Stored items from a collection
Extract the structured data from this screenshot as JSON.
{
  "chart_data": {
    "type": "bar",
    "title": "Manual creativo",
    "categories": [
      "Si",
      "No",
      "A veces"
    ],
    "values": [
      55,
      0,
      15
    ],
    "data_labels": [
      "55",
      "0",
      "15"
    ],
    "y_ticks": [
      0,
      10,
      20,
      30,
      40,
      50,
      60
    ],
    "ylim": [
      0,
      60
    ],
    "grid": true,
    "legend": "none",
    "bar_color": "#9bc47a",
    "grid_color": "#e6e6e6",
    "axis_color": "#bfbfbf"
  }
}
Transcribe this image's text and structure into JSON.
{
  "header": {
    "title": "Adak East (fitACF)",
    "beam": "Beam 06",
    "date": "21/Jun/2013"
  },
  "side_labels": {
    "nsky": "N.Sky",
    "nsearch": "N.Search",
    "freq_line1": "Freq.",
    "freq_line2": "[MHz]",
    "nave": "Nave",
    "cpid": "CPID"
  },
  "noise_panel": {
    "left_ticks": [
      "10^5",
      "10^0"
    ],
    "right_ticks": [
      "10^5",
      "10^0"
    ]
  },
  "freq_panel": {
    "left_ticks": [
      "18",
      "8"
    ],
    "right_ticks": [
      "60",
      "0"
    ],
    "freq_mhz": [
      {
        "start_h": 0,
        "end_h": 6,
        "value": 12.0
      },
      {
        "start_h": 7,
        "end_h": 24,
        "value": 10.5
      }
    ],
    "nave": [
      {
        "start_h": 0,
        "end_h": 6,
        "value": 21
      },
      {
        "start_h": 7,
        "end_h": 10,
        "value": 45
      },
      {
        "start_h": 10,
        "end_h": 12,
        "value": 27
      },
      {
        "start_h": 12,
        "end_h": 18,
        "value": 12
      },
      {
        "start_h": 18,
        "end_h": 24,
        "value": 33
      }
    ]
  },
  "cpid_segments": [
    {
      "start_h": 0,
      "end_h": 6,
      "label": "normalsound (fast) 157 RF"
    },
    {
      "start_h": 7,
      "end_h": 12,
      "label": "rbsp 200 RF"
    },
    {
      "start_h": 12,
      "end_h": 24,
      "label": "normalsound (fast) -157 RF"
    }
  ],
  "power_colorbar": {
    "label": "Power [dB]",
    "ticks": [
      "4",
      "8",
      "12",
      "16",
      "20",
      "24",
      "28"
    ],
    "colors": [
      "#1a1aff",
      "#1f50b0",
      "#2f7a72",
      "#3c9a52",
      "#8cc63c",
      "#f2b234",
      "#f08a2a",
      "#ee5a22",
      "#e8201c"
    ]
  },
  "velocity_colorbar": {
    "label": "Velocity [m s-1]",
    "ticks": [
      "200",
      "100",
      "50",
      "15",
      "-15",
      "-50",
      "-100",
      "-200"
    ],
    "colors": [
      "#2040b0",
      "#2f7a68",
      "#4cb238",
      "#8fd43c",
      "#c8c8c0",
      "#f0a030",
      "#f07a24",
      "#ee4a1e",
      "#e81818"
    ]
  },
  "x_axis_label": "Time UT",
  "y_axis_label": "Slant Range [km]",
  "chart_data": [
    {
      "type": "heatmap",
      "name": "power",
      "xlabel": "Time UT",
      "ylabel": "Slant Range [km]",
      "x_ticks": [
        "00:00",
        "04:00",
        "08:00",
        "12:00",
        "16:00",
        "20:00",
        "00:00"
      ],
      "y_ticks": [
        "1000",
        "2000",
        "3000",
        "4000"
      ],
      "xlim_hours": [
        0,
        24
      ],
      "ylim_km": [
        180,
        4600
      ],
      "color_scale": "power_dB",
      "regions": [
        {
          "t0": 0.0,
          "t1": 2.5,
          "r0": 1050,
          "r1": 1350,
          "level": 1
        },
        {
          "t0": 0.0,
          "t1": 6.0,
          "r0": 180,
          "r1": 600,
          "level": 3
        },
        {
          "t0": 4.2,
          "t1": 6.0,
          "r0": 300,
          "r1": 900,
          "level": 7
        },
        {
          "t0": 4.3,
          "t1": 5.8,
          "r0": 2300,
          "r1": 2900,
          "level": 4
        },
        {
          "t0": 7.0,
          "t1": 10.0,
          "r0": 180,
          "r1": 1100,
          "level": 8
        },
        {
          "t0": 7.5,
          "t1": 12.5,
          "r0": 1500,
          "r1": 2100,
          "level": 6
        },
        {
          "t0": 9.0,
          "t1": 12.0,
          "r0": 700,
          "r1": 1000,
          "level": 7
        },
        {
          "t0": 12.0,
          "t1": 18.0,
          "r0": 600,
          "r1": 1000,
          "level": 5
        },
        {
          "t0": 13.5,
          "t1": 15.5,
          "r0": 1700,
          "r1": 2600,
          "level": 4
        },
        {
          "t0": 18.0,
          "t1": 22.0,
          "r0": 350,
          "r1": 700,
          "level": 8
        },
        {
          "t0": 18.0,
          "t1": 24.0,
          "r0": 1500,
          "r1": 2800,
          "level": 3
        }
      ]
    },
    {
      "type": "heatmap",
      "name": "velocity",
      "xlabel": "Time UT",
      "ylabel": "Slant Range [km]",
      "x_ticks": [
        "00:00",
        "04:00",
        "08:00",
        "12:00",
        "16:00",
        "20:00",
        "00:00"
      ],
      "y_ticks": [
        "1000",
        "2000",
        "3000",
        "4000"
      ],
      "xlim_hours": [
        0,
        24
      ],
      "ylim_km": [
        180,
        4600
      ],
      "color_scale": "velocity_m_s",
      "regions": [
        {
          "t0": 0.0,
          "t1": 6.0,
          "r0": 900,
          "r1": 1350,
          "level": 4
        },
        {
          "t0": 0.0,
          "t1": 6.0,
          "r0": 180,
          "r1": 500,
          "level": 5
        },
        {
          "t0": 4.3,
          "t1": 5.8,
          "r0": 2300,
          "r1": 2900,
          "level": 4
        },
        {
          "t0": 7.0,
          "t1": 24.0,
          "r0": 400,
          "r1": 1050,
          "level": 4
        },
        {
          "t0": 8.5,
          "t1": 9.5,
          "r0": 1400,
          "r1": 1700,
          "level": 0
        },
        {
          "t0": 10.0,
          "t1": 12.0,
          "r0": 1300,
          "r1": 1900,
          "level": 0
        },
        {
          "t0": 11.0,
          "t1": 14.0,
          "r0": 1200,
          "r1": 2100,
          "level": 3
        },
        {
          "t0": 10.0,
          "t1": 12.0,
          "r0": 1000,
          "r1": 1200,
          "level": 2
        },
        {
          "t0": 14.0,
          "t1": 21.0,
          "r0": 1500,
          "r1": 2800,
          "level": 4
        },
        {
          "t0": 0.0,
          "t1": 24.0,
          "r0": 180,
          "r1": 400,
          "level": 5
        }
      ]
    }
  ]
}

◆ **WRITTEN REQUEST**: Copy every line that contains the string "JSON".

◆ **RESPONSE**:
Extract the structured data from this screenshot as JSON.
Transcribe this image's text and structure into JSON.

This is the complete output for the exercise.